Within the data below, state how many lines contain the string "Wide". Provide the number only.

GIVEN DATA:
□ □ □ □

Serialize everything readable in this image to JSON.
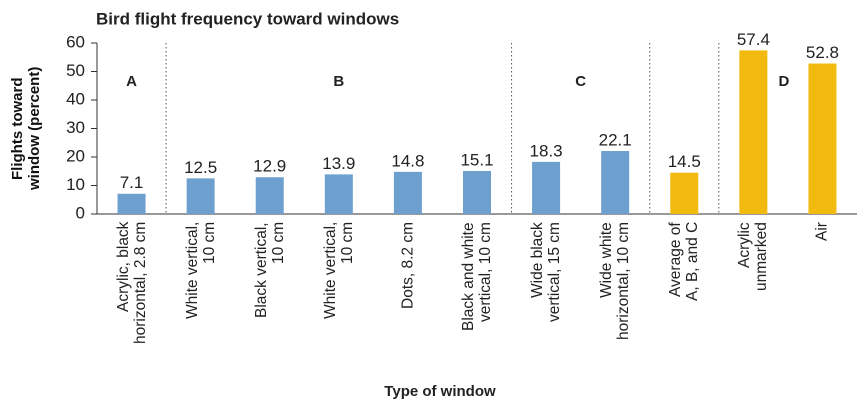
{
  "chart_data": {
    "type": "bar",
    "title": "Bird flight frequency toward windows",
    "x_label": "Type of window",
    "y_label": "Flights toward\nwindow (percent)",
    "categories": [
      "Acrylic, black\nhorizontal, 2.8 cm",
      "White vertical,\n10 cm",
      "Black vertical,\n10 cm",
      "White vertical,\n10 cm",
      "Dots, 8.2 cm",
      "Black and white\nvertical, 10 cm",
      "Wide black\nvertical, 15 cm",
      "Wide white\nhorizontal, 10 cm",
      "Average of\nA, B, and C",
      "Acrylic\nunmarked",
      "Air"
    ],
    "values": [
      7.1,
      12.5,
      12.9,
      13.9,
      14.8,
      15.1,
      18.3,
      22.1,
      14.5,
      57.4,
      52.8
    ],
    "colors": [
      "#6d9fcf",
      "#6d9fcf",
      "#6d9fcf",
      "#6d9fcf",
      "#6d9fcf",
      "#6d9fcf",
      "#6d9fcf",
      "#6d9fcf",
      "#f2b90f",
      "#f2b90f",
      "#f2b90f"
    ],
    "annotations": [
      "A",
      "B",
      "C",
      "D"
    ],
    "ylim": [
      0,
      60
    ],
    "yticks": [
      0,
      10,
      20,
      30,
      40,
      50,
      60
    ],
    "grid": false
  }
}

□ □ □ □

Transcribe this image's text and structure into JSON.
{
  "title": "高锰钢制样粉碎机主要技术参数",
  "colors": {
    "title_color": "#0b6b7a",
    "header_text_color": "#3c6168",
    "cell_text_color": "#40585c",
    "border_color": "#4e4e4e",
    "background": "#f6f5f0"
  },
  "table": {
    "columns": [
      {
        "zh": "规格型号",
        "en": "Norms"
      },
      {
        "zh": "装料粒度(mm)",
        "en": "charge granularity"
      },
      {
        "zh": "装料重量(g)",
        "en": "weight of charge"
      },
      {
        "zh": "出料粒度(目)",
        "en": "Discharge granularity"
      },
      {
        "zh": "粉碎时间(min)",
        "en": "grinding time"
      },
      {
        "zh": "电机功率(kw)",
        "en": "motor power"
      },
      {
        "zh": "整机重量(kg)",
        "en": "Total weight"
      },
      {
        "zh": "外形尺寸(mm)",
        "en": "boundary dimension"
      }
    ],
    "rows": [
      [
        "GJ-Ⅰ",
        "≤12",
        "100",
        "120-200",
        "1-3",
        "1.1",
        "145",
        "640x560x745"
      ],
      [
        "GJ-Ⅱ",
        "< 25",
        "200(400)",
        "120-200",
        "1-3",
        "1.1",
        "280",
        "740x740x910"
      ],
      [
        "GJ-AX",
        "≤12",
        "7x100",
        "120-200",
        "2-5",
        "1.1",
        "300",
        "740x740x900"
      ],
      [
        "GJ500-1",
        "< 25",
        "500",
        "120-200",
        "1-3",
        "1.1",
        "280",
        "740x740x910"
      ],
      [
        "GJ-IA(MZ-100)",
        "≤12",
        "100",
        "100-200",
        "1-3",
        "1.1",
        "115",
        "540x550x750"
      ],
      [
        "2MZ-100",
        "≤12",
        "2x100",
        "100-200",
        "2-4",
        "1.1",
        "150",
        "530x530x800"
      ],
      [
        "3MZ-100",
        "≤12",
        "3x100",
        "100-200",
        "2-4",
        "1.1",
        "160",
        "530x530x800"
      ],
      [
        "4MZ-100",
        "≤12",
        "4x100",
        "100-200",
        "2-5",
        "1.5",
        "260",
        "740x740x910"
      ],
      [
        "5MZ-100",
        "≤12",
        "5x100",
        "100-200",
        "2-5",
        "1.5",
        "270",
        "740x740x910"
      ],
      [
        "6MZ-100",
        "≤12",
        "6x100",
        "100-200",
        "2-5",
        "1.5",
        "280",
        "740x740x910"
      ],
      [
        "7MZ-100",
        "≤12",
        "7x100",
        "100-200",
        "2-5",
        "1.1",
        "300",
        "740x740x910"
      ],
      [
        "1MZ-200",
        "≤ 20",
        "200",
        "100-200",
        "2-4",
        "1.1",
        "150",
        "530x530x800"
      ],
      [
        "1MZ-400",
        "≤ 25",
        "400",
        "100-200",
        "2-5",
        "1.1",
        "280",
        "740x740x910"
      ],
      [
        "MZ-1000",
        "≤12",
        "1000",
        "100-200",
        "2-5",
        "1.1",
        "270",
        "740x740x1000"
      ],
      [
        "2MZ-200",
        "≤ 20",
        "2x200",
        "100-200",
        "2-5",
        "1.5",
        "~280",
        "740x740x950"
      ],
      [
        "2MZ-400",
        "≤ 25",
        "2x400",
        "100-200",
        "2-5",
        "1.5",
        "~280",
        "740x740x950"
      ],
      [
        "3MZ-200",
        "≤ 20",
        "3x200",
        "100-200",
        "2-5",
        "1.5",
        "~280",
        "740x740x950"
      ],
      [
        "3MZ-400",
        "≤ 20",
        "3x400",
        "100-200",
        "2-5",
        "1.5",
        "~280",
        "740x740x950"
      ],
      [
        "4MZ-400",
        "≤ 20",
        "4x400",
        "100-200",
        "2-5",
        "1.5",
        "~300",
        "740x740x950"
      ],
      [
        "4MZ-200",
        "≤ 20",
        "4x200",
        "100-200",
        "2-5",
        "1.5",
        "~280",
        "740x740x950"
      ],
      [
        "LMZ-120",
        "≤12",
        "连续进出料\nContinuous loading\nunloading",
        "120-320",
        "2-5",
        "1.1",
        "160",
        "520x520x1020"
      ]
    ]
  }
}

□ □ □ □

THE COMPLETED TASK: 2